Exercise => Leave out the pictures and copy everything else below exactly.

Items =>
□ □ □ □ □ □ □
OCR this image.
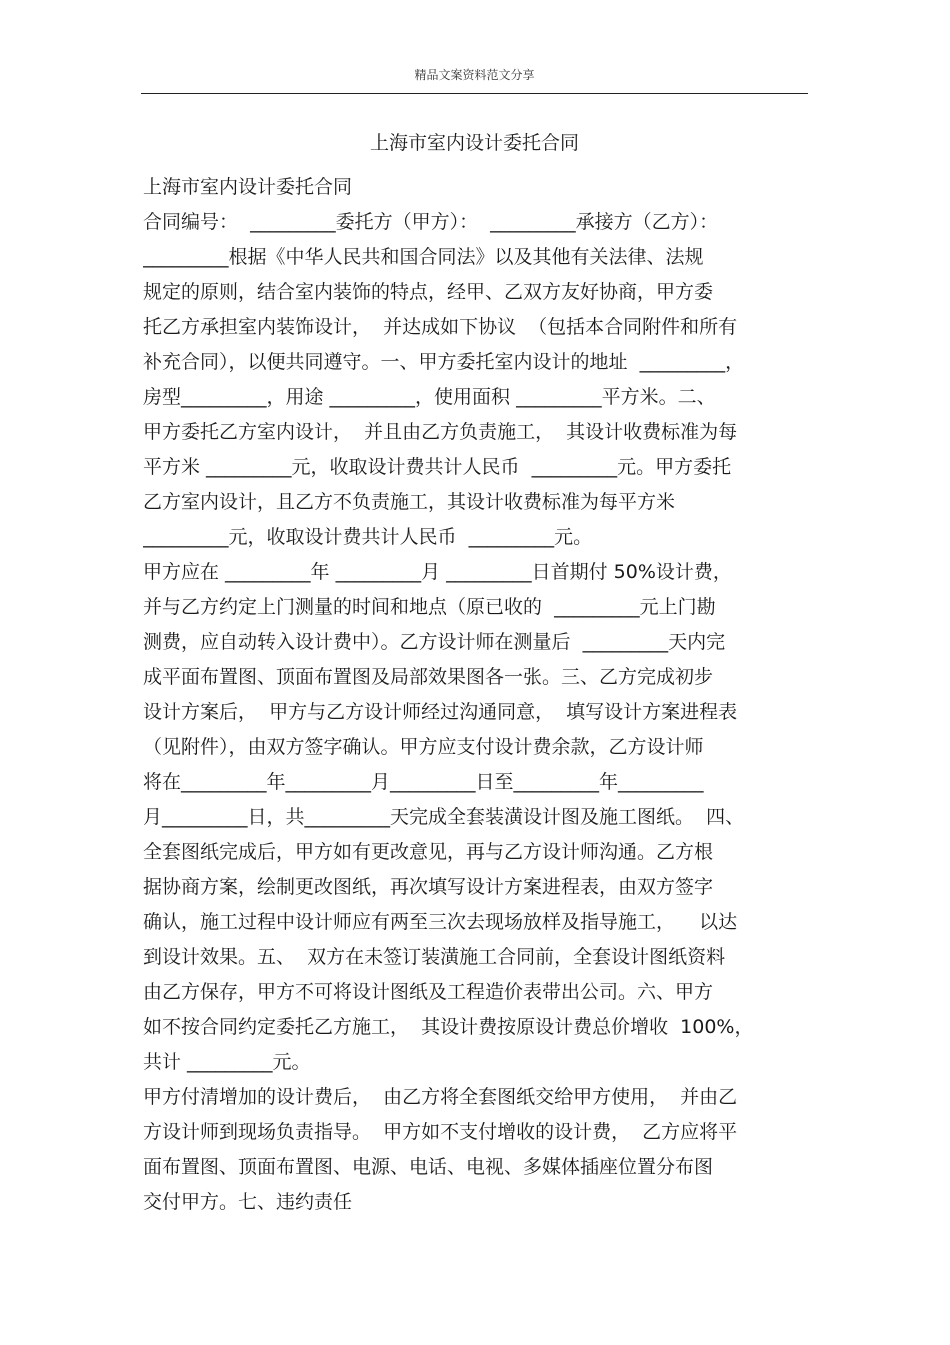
精品文案资料范文分享
上海市室内设计委托合同
上海市室内设计委托合同
合同编号：  _________委托方（甲方）：  _________承接方（乙方）：
_________根据《中华人民共和国合同法》以及其他有关法律、法规
规定的原则，结合室内装饰的特点，经甲、乙双方友好协商，甲方委
托乙方承担室内装饰设计，  并达成如下协议  （包括本合同附件和所有
补充合同），以便共同遵守。一、甲方委托室内设计的地址  _________，
房型_________，用途 _________，使用面积 _________平方米。二、
甲方委托乙方室内设计，  并且由乙方负责施工，  其设计收费标准为每
平方米 _________元，收取设计费共计人民币  _________元。甲方委托
乙方室内设计，且乙方不负责施工，其设计收费标准为每平方米
_________元，收取设计费共计人民币  _________元。
甲方应在 _________年 _________月 _________日首期付 50%设计费，
并与乙方约定上门测量的时间和地点（原已收的  _________元上门勘
测费，应自动转入设计费中）。乙方设计师在测量后  _________天内完
成平面布置图、顶面布置图及局部效果图各一张。三、乙方完成初步
设计方案后，  甲方与乙方设计师经过沟通同意，  填写设计方案进程表
（见附件），由双方签字确认。甲方应支付设计费余款，乙方设计师
将在_________年_________月_________日至_________年_________
月_________日，共_________天完成全套装潢设计图及施工图纸。  四、
全套图纸完成后，甲方如有更改意见，再与乙方设计师沟通。乙方根
据协商方案，绘制更改图纸，再次填写设计方案进程表，由双方签字
确认，施工过程中设计师应有两至三次去现场放样及指导施工，    以达
到设计效果。五、  双方在未签订装潢施工合同前，全套设计图纸资料
由乙方保存，甲方不可将设计图纸及工程造价表带出公司。六、甲方
如不按合同约定委托乙方施工，  其设计费按原设计费总价增收  100%，
共计 _________元。
甲方付清增加的设计费后，  由乙方将全套图纸交给甲方使用，  并由乙
方设计师到现场负责指导。  甲方如不支付增收的设计费，  乙方应将平
面布置图、顶面布置图、电源、电话、电视、多媒体插座位置分布图
交付甲方。七、违约责任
□ □ □ □ □ □ □
Final result =>
OCR this image.
精品文案资料范文分享
上海市室内设计委托合同
上海市室内设计委托合同
合同编号：  _________委托方（甲方）：  _________承接方（乙方）：
_________根据《中华人民共和国合同法》以及其他有关法律、法规
规定的原则，结合室内装饰的特点，经甲、乙双方友好协商，甲方委
托乙方承担室内装饰设计，  并达成如下协议  （包括本合同附件和所有
补充合同），以便共同遵守。一、甲方委托室内设计的地址  _________，
房型_________，用途 _________，使用面积 _________平方米。二、
甲方委托乙方室内设计，  并且由乙方负责施工，  其设计收费标准为每
平方米 _________元，收取设计费共计人民币  _________元。甲方委托
乙方室内设计，且乙方不负责施工，其设计收费标准为每平方米
_________元，收取设计费共计人民币  _________元。
甲方应在 _________年 _________月 _________日首期付 50%设计费，
并与乙方约定上门测量的时间和地点（原已收的  _________元上门勘
测费，应自动转入设计费中）。乙方设计师在测量后  _________天内完
成平面布置图、顶面布置图及局部效果图各一张。三、乙方完成初步
设计方案后，  甲方与乙方设计师经过沟通同意，  填写设计方案进程表
（见附件），由双方签字确认。甲方应支付设计费余款，乙方设计师
将在_________年_________月_________日至_________年_________
月_________日，共_________天完成全套装潢设计图及施工图纸。  四、
全套图纸完成后，甲方如有更改意见，再与乙方设计师沟通。乙方根
据协商方案，绘制更改图纸，再次填写设计方案进程表，由双方签字
确认，施工过程中设计师应有两至三次去现场放样及指导施工，    以达
到设计效果。五、  双方在未签订装潢施工合同前，全套设计图纸资料
由乙方保存，甲方不可将设计图纸及工程造价表带出公司。六、甲方
如不按合同约定委托乙方施工，  其设计费按原设计费总价增收  100%，
共计 _________元。
甲方付清增加的设计费后，  由乙方将全套图纸交给甲方使用，  并由乙
方设计师到现场负责指导。  甲方如不支付增收的设计费，  乙方应将平
面布置图、顶面布置图、电源、电话、电视、多媒体插座位置分布图
交付甲方。七、违约责任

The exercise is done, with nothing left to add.